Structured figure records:

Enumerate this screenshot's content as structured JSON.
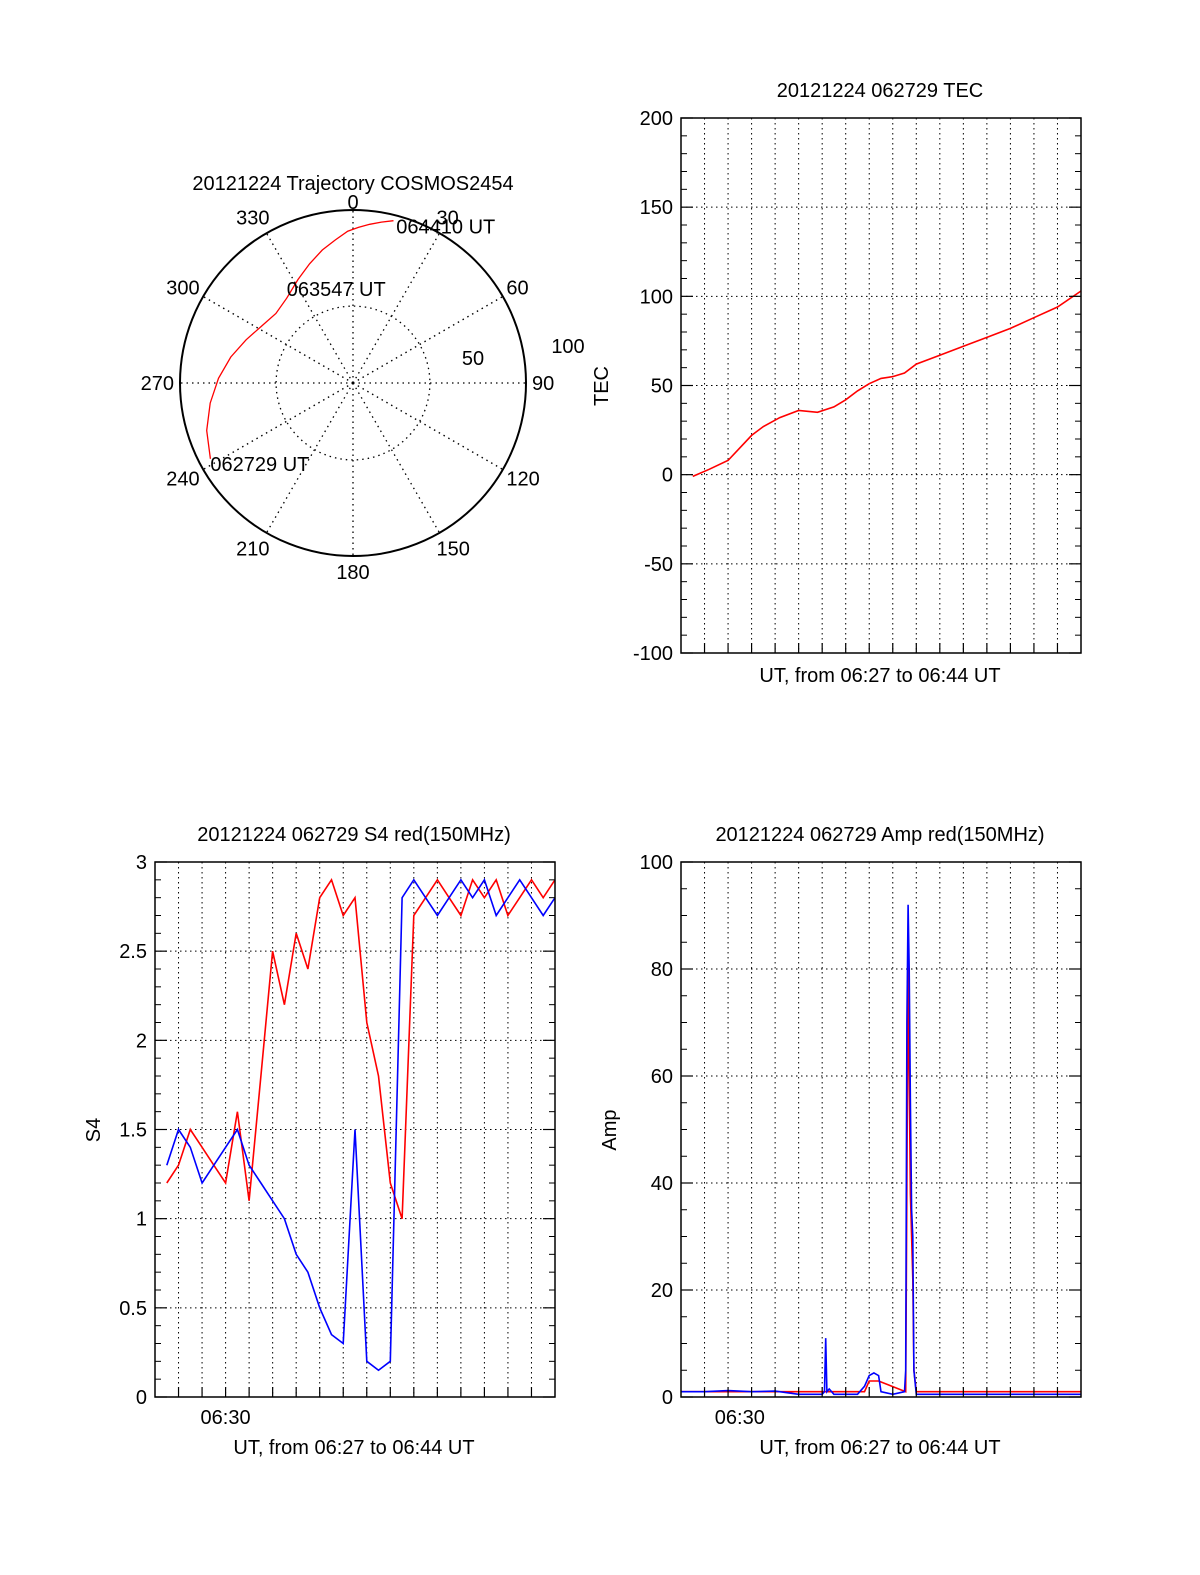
{
  "colors": {
    "red": "#ff0000",
    "blue": "#0000ff",
    "axis": "#000000",
    "grid": "#000000"
  },
  "chart_data": [
    {
      "type": "polar",
      "title": "20121224 Trajectory COSMOS2454",
      "angle_labels": [
        "0",
        "30",
        "60",
        "90",
        "120",
        "150",
        "180",
        "210",
        "240",
        "270",
        "300",
        "330"
      ],
      "radial_labels": [
        "50",
        "100"
      ],
      "series": [
        {
          "color": "red",
          "points": [
            {
              "az": 242,
              "el": 6
            },
            {
              "az": 252,
              "el": 10
            },
            {
              "az": 262,
              "el": 15
            },
            {
              "az": 272,
              "el": 20
            },
            {
              "az": 282,
              "el": 25
            },
            {
              "az": 292,
              "el": 30
            },
            {
              "az": 302,
              "el": 34
            },
            {
              "az": 312,
              "el": 36
            },
            {
              "az": 322,
              "el": 34
            },
            {
              "az": 332,
              "el": 29
            },
            {
              "az": 340,
              "el": 24
            },
            {
              "az": 347,
              "el": 19
            },
            {
              "az": 353,
              "el": 15
            },
            {
              "az": 358,
              "el": 11
            },
            {
              "az": 2,
              "el": 9
            },
            {
              "az": 6,
              "el": 7
            },
            {
              "az": 10,
              "el": 5
            },
            {
              "az": 14,
              "el": 3
            }
          ]
        }
      ],
      "annotations": [
        {
          "text": "062729 UT",
          "az": 242,
          "el": 6
        },
        {
          "text": "063547 UT",
          "az": 322,
          "el": 34
        },
        {
          "text": "064410 UT",
          "az": 15,
          "el": 3
        }
      ]
    },
    {
      "type": "line",
      "title": "20121224 062729 TEC",
      "xlabel": "UT, from 06:27 to 06:44 UT",
      "ylabel": "TEC",
      "xlim": [
        0,
        17
      ],
      "ylim": [
        -100,
        200
      ],
      "yticks": [
        -100,
        -50,
        0,
        50,
        100,
        150,
        200
      ],
      "grid": true,
      "series": [
        {
          "color": "red",
          "x": [
            0.5,
            1.2,
            2.0,
            2.5,
            3.0,
            3.5,
            4.2,
            5.0,
            5.8,
            6.5,
            7.0,
            7.5,
            8.0,
            8.5,
            9.0,
            9.5,
            10.0,
            11.0,
            12.0,
            13.0,
            14.0,
            15.0,
            16.0,
            17.0
          ],
          "y": [
            -1,
            3,
            8,
            15,
            22,
            27,
            32,
            36,
            35,
            38,
            42,
            47,
            51,
            54,
            55,
            57,
            62,
            67,
            72,
            77,
            82,
            88,
            94,
            103
          ]
        }
      ]
    },
    {
      "type": "line",
      "title": "20121224 062729 S4 red(150MHz)",
      "xlabel": "UT, from 06:27 to 06:44 UT",
      "ylabel": "S4",
      "xlim": [
        0,
        17
      ],
      "ylim": [
        0,
        3
      ],
      "yticks": [
        0,
        0.5,
        1,
        1.5,
        2,
        2.5,
        3
      ],
      "xticks": [
        {
          "x": 3,
          "label": "06:30"
        }
      ],
      "grid": true,
      "series": [
        {
          "name": "",
          "color": "red",
          "x": [
            0.5,
            1.0,
            1.5,
            2.0,
            2.5,
            3.0,
            3.5,
            4.0,
            4.5,
            5.0,
            5.5,
            6.0,
            6.5,
            7.0,
            7.5,
            8.0,
            8.5,
            9.0,
            9.5,
            10.0,
            10.5,
            11.0,
            11.5,
            12.0,
            12.5,
            13.0,
            13.5,
            14.0,
            14.5,
            15.0,
            15.5,
            16.0,
            16.5,
            17.0
          ],
          "y": [
            1.2,
            1.3,
            1.5,
            1.4,
            1.3,
            1.2,
            1.6,
            1.1,
            1.8,
            2.5,
            2.2,
            2.6,
            2.4,
            2.8,
            2.9,
            2.7,
            2.8,
            2.1,
            1.8,
            1.2,
            1.0,
            2.7,
            2.8,
            2.9,
            2.8,
            2.7,
            2.9,
            2.8,
            2.9,
            2.7,
            2.8,
            2.9,
            2.8,
            2.9
          ]
        },
        {
          "name": "",
          "color": "blue",
          "x": [
            0.5,
            1.0,
            1.5,
            2.0,
            2.5,
            3.0,
            3.5,
            4.0,
            4.5,
            5.0,
            5.5,
            6.0,
            6.5,
            7.0,
            7.5,
            8.0,
            8.5,
            9.0,
            9.5,
            10.0,
            10.5,
            11.0,
            11.5,
            12.0,
            12.5,
            13.0,
            13.5,
            14.0,
            14.5,
            15.0,
            15.5,
            16.0,
            16.5,
            17.0
          ],
          "y": [
            1.3,
            1.5,
            1.4,
            1.2,
            1.3,
            1.4,
            1.5,
            1.3,
            1.2,
            1.1,
            1.0,
            0.8,
            0.7,
            0.5,
            0.35,
            0.3,
            1.5,
            0.2,
            0.15,
            0.2,
            2.8,
            2.9,
            2.8,
            2.7,
            2.8,
            2.9,
            2.8,
            2.9,
            2.7,
            2.8,
            2.9,
            2.8,
            2.7,
            2.8
          ]
        }
      ]
    },
    {
      "type": "line",
      "title": "20121224 062729 Amp red(150MHz)",
      "xlabel": "UT, from 06:27 to 06:44 UT",
      "ylabel": "Amp",
      "xlim": [
        0,
        17
      ],
      "ylim": [
        0,
        100
      ],
      "yticks": [
        0,
        20,
        40,
        60,
        80,
        100
      ],
      "xticks": [
        {
          "x": 2.5,
          "label": "06:30"
        }
      ],
      "grid": true,
      "series": [
        {
          "name": "",
          "color": "red",
          "x": [
            0,
            4.0,
            6.1,
            6.15,
            6.2,
            6.4,
            7.8,
            8.0,
            8.4,
            9.55,
            9.6,
            9.65,
            9.7,
            9.75,
            9.8,
            9.85,
            9.9,
            10.0,
            12.0,
            17.0
          ],
          "y": [
            1,
            1,
            1,
            1,
            1,
            1,
            1,
            3,
            3,
            1,
            40,
            82,
            60,
            38,
            30,
            22,
            5,
            1,
            1,
            1
          ]
        },
        {
          "name": "",
          "color": "blue",
          "x": [
            0,
            1.0,
            2.0,
            3.0,
            4.0,
            5.0,
            6.0,
            6.1,
            6.15,
            6.2,
            6.3,
            6.5,
            7.0,
            7.5,
            7.8,
            8.0,
            8.2,
            8.4,
            8.5,
            9.0,
            9.5,
            9.55,
            9.6,
            9.65,
            9.7,
            9.75,
            9.8,
            9.85,
            9.9,
            10.0,
            12.0,
            14.0,
            17.0
          ],
          "y": [
            1,
            1,
            1.2,
            1,
            1.1,
            0.5,
            0.5,
            1,
            11,
            1,
            1.5,
            0.5,
            0.5,
            0.5,
            2,
            4,
            4.5,
            4,
            1,
            0.5,
            1,
            5,
            70,
            92,
            80,
            55,
            35,
            30,
            5,
            0.5,
            0.5,
            0.5,
            0.5
          ]
        }
      ]
    }
  ]
}
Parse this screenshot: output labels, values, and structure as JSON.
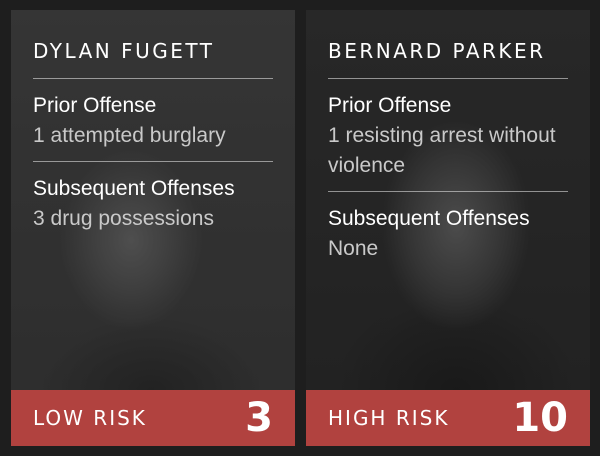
{
  "cards": [
    {
      "name": "DYLAN FUGETT",
      "prior_label": "Prior Offense",
      "prior_value": "1 attempted burglary",
      "subsequent_label": "Subsequent Offenses",
      "subsequent_value": "3 drug possessions",
      "risk_label": "LOW RISK",
      "risk_score": "3"
    },
    {
      "name": "BERNARD PARKER",
      "prior_label": "Prior Offense",
      "prior_value": "1 resisting arrest without violence",
      "subsequent_label": "Subsequent Offenses",
      "subsequent_value": "None",
      "risk_label": "HIGH RISK",
      "risk_score": "10"
    }
  ],
  "colors": {
    "background": "#1e1e1e",
    "risk_bar": "#b1423f",
    "label_text": "#ffffff",
    "value_text": "#c9c9c9"
  }
}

● Task prompt
Output the lines above in full and exactly as given, omitting any pictures.

● Written response
Enumerate this screenshot's content as structured JSON.
{
  "colors": {
    "red": "#ff0000",
    "blue": "#0000ff",
    "axis": "#000000",
    "grid": "#000000"
  },
  "chart_data": [
    {
      "type": "polar",
      "title": "20121224 Trajectory COSMOS2454",
      "angle_labels": [
        "0",
        "30",
        "60",
        "90",
        "120",
        "150",
        "180",
        "210",
        "240",
        "270",
        "300",
        "330"
      ],
      "radial_labels": [
        "50",
        "100"
      ],
      "series": [
        {
          "color": "red",
          "points": [
            {
              "az": 242,
              "el": 6
            },
            {
              "az": 252,
              "el": 10
            },
            {
              "az": 262,
              "el": 15
            },
            {
              "az": 272,
              "el": 20
            },
            {
              "az": 282,
              "el": 25
            },
            {
              "az": 292,
              "el": 30
            },
            {
              "az": 302,
              "el": 34
            },
            {
              "az": 312,
              "el": 36
            },
            {
              "az": 322,
              "el": 34
            },
            {
              "az": 332,
              "el": 29
            },
            {
              "az": 340,
              "el": 24
            },
            {
              "az": 347,
              "el": 19
            },
            {
              "az": 353,
              "el": 15
            },
            {
              "az": 358,
              "el": 11
            },
            {
              "az": 2,
              "el": 9
            },
            {
              "az": 6,
              "el": 7
            },
            {
              "az": 10,
              "el": 5
            },
            {
              "az": 14,
              "el": 3
            }
          ]
        }
      ],
      "annotations": [
        {
          "text": "062729 UT",
          "az": 242,
          "el": 6
        },
        {
          "text": "063547 UT",
          "az": 322,
          "el": 34
        },
        {
          "text": "064410 UT",
          "az": 15,
          "el": 3
        }
      ]
    },
    {
      "type": "line",
      "title": "20121224 062729 TEC",
      "xlabel": "UT, from 06:27 to 06:44 UT",
      "ylabel": "TEC",
      "xlim": [
        0,
        17
      ],
      "ylim": [
        -100,
        200
      ],
      "yticks": [
        -100,
        -50,
        0,
        50,
        100,
        150,
        200
      ],
      "grid": true,
      "series": [
        {
          "color": "red",
          "x": [
            0.5,
            1.2,
            2.0,
            2.5,
            3.0,
            3.5,
            4.2,
            5.0,
            5.8,
            6.5,
            7.0,
            7.5,
            8.0,
            8.5,
            9.0,
            9.5,
            10.0,
            11.0,
            12.0,
            13.0,
            14.0,
            15.0,
            16.0,
            17.0
          ],
          "y": [
            -1,
            3,
            8,
            15,
            22,
            27,
            32,
            36,
            35,
            38,
            42,
            47,
            51,
            54,
            55,
            57,
            62,
            67,
            72,
            77,
            82,
            88,
            94,
            103
          ]
        }
      ]
    },
    {
      "type": "line",
      "title": "20121224 062729 S4 red(150MHz)",
      "xlabel": "UT, from 06:27 to 06:44 UT",
      "ylabel": "S4",
      "xlim": [
        0,
        17
      ],
      "ylim": [
        0,
        3
      ],
      "yticks": [
        0,
        0.5,
        1,
        1.5,
        2,
        2.5,
        3
      ],
      "xticks": [
        {
          "x": 3,
          "label": "06:30"
        }
      ],
      "grid": true,
      "series": [
        {
          "name": "",
          "color": "red",
          "x": [
            0.5,
            1.0,
            1.5,
            2.0,
            2.5,
            3.0,
            3.5,
            4.0,
            4.5,
            5.0,
            5.5,
            6.0,
            6.5,
            7.0,
            7.5,
            8.0,
            8.5,
            9.0,
            9.5,
            10.0,
            10.5,
            11.0,
            11.5,
            12.0,
            12.5,
            13.0,
            13.5,
            14.0,
            14.5,
            15.0,
            15.5,
            16.0,
            16.5,
            17.0
          ],
          "y": [
            1.2,
            1.3,
            1.5,
            1.4,
            1.3,
            1.2,
            1.6,
            1.1,
            1.8,
            2.5,
            2.2,
            2.6,
            2.4,
            2.8,
            2.9,
            2.7,
            2.8,
            2.1,
            1.8,
            1.2,
            1.0,
            2.7,
            2.8,
            2.9,
            2.8,
            2.7,
            2.9,
            2.8,
            2.9,
            2.7,
            2.8,
            2.9,
            2.8,
            2.9
          ]
        },
        {
          "name": "",
          "color": "blue",
          "x": [
            0.5,
            1.0,
            1.5,
            2.0,
            2.5,
            3.0,
            3.5,
            4.0,
            4.5,
            5.0,
            5.5,
            6.0,
            6.5,
            7.0,
            7.5,
            8.0,
            8.5,
            9.0,
            9.5,
            10.0,
            10.5,
            11.0,
            11.5,
            12.0,
            12.5,
            13.0,
            13.5,
            14.0,
            14.5,
            15.0,
            15.5,
            16.0,
            16.5,
            17.0
          ],
          "y": [
            1.3,
            1.5,
            1.4,
            1.2,
            1.3,
            1.4,
            1.5,
            1.3,
            1.2,
            1.1,
            1.0,
            0.8,
            0.7,
            0.5,
            0.35,
            0.3,
            1.5,
            0.2,
            0.15,
            0.2,
            2.8,
            2.9,
            2.8,
            2.7,
            2.8,
            2.9,
            2.8,
            2.9,
            2.7,
            2.8,
            2.9,
            2.8,
            2.7,
            2.8
          ]
        }
      ]
    },
    {
      "type": "line",
      "title": "20121224 062729 Amp red(150MHz)",
      "xlabel": "UT, from 06:27 to 06:44 UT",
      "ylabel": "Amp",
      "xlim": [
        0,
        17
      ],
      "ylim": [
        0,
        100
      ],
      "yticks": [
        0,
        20,
        40,
        60,
        80,
        100
      ],
      "xticks": [
        {
          "x": 2.5,
          "label": "06:30"
        }
      ],
      "grid": true,
      "series": [
        {
          "name": "",
          "color": "red",
          "x": [
            0,
            4.0,
            6.1,
            6.15,
            6.2,
            6.4,
            7.8,
            8.0,
            8.4,
            9.55,
            9.6,
            9.65,
            9.7,
            9.75,
            9.8,
            9.85,
            9.9,
            10.0,
            12.0,
            17.0
          ],
          "y": [
            1,
            1,
            1,
            1,
            1,
            1,
            1,
            3,
            3,
            1,
            40,
            82,
            60,
            38,
            30,
            22,
            5,
            1,
            1,
            1
          ]
        },
        {
          "name": "",
          "color": "blue",
          "x": [
            0,
            1.0,
            2.0,
            3.0,
            4.0,
            5.0,
            6.0,
            6.1,
            6.15,
            6.2,
            6.3,
            6.5,
            7.0,
            7.5,
            7.8,
            8.0,
            8.2,
            8.4,
            8.5,
            9.0,
            9.5,
            9.55,
            9.6,
            9.65,
            9.7,
            9.75,
            9.8,
            9.85,
            9.9,
            10.0,
            12.0,
            14.0,
            17.0
          ],
          "y": [
            1,
            1,
            1.2,
            1,
            1.1,
            0.5,
            0.5,
            1,
            11,
            1,
            1.5,
            0.5,
            0.5,
            0.5,
            2,
            4,
            4.5,
            4,
            1,
            0.5,
            1,
            5,
            70,
            92,
            80,
            55,
            35,
            30,
            5,
            0.5,
            0.5,
            0.5,
            0.5
          ]
        }
      ]
    }
  ]
}
Parse this screenshot: output labels, values, and structure as JSON.
{
  "cards": [
    {
      "name": "DYLAN FUGETT",
      "prior_label": "Prior Offense",
      "prior_value": "1 attempted burglary",
      "subsequent_label": "Subsequent Offenses",
      "subsequent_value": "3 drug possessions",
      "risk_label": "LOW RISK",
      "risk_score": "3"
    },
    {
      "name": "BERNARD PARKER",
      "prior_label": "Prior Offense",
      "prior_value": "1 resisting arrest without violence",
      "subsequent_label": "Subsequent Offenses",
      "subsequent_value": "None",
      "risk_label": "HIGH RISK",
      "risk_score": "10"
    }
  ],
  "colors": {
    "background": "#1e1e1e",
    "risk_bar": "#b1423f",
    "label_text": "#ffffff",
    "value_text": "#c9c9c9"
  }
}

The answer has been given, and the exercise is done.